#### [Problem to work on]
Each record below should be repeated precisely as written.

———

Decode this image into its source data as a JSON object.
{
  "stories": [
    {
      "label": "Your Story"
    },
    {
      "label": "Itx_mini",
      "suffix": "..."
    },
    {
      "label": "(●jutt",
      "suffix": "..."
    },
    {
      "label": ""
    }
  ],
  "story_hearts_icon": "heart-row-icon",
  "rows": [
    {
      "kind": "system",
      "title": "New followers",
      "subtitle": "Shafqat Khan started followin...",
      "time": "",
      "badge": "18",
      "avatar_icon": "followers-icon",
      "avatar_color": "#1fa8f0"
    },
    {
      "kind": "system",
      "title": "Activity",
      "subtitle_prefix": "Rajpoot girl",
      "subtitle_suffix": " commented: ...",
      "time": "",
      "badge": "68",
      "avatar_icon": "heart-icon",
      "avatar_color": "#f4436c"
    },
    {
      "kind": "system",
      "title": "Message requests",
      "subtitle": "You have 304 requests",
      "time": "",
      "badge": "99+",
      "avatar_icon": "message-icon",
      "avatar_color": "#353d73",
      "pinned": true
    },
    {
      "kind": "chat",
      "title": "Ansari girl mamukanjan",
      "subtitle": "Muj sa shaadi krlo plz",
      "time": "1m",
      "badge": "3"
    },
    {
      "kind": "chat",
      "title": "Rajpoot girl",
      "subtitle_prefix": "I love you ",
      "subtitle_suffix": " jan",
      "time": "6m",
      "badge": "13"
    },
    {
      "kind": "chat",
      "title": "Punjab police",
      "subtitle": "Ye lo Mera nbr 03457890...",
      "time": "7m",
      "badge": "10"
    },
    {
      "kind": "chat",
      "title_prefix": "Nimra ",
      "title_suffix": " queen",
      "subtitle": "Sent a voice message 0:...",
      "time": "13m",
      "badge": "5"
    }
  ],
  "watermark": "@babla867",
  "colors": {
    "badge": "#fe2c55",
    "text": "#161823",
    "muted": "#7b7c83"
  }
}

———

#### [Exercise response]
Decode this image into its source data as a JSON object.
{
  "stories": [
    {
      "label": "Your Story"
    },
    {
      "label": "Itx_mini",
      "suffix": "..."
    },
    {
      "label": "(●jutt",
      "suffix": "..."
    },
    {
      "label": ""
    }
  ],
  "story_hearts_icon": "heart-row-icon",
  "rows": [
    {
      "kind": "system",
      "title": "New followers",
      "subtitle": "Shafqat Khan started followin...",
      "time": "",
      "badge": "18",
      "avatar_icon": "followers-icon",
      "avatar_color": "#1fa8f0"
    },
    {
      "kind": "system",
      "title": "Activity",
      "subtitle_prefix": "Rajpoot girl",
      "subtitle_suffix": " commented: ...",
      "time": "",
      "badge": "68",
      "avatar_icon": "heart-icon",
      "avatar_color": "#f4436c"
    },
    {
      "kind": "system",
      "title": "Message requests",
      "subtitle": "You have 304 requests",
      "time": "",
      "badge": "99+",
      "avatar_icon": "message-icon",
      "avatar_color": "#353d73",
      "pinned": true
    },
    {
      "kind": "chat",
      "title": "Ansari girl mamukanjan",
      "subtitle": "Muj sa shaadi krlo plz",
      "time": "1m",
      "badge": "3"
    },
    {
      "kind": "chat",
      "title": "Rajpoot girl",
      "subtitle_prefix": "I love you ",
      "subtitle_suffix": " jan",
      "time": "6m",
      "badge": "13"
    },
    {
      "kind": "chat",
      "title": "Punjab police",
      "subtitle": "Ye lo Mera nbr 03457890...",
      "time": "7m",
      "badge": "10"
    },
    {
      "kind": "chat",
      "title_prefix": "Nimra ",
      "title_suffix": " queen",
      "subtitle": "Sent a voice message 0:...",
      "time": "13m",
      "badge": "5"
    }
  ],
  "watermark": "@babla867",
  "colors": {
    "badge": "#fe2c55",
    "text": "#161823",
    "muted": "#7b7c83"
  }
}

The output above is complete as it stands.